■ Stated goal: Every line in the listing is to be echoed verbatim.

# # # # #

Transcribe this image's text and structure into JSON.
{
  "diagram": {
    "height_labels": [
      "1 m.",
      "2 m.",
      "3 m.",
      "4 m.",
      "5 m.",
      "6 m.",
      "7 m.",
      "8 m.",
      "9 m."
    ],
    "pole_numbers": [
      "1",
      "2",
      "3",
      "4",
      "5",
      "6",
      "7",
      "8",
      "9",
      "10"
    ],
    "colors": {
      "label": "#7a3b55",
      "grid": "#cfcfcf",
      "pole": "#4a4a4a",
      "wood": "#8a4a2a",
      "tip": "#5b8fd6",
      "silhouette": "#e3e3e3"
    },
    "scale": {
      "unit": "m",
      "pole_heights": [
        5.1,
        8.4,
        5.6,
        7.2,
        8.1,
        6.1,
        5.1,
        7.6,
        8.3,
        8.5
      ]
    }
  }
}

# # # # #

■ The completed task:
Transcribe this image's text and structure into JSON.
{
  "diagram": {
    "height_labels": [
      "1 m.",
      "2 m.",
      "3 m.",
      "4 m.",
      "5 m.",
      "6 m.",
      "7 m.",
      "8 m.",
      "9 m."
    ],
    "pole_numbers": [
      "1",
      "2",
      "3",
      "4",
      "5",
      "6",
      "7",
      "8",
      "9",
      "10"
    ],
    "colors": {
      "label": "#7a3b55",
      "grid": "#cfcfcf",
      "pole": "#4a4a4a",
      "wood": "#8a4a2a",
      "tip": "#5b8fd6",
      "silhouette": "#e3e3e3"
    },
    "scale": {
      "unit": "m",
      "pole_heights": [
        5.1,
        8.4,
        5.6,
        7.2,
        8.1,
        6.1,
        5.1,
        7.6,
        8.3,
        8.5
      ]
    }
  }
}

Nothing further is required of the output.